**Exercise prompt:** Locate each line below that includes "ARGENTINA" and reproduce it.

· · · · ·

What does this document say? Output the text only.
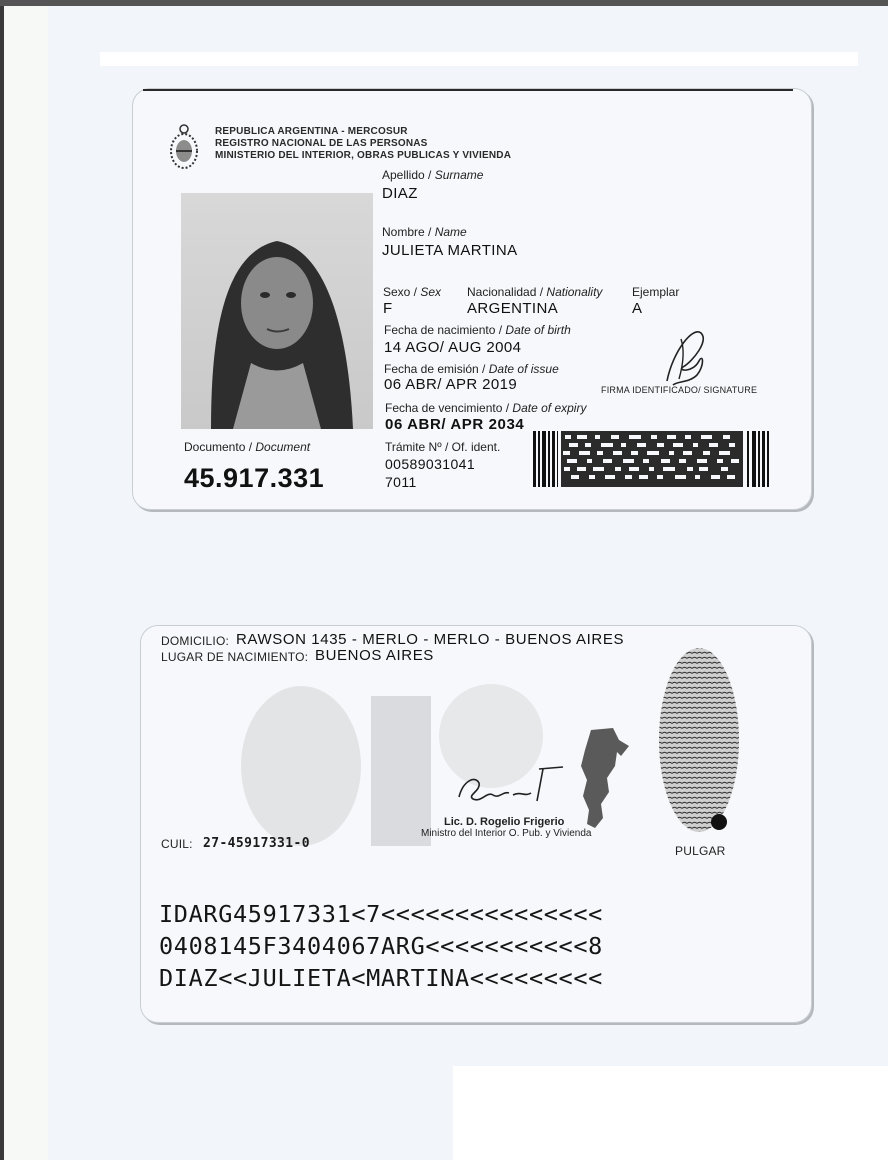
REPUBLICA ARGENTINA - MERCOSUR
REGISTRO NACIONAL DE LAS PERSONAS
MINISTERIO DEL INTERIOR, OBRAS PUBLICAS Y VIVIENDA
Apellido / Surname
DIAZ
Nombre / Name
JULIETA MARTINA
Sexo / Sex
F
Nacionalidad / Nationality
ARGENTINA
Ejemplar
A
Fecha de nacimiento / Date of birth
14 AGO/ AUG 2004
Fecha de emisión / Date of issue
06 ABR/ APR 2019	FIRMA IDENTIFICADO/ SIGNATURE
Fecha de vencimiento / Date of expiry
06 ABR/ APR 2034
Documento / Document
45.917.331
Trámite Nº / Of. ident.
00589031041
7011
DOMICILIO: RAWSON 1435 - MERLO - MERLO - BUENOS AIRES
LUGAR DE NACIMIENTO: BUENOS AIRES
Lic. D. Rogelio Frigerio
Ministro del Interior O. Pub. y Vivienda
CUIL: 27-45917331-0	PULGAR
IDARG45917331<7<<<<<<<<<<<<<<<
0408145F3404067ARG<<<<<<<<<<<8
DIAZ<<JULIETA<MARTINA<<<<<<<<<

· · · · ·

**Task solution:**
REPUBLICA ARGENTINA - MERCOSUR
ARGENTINA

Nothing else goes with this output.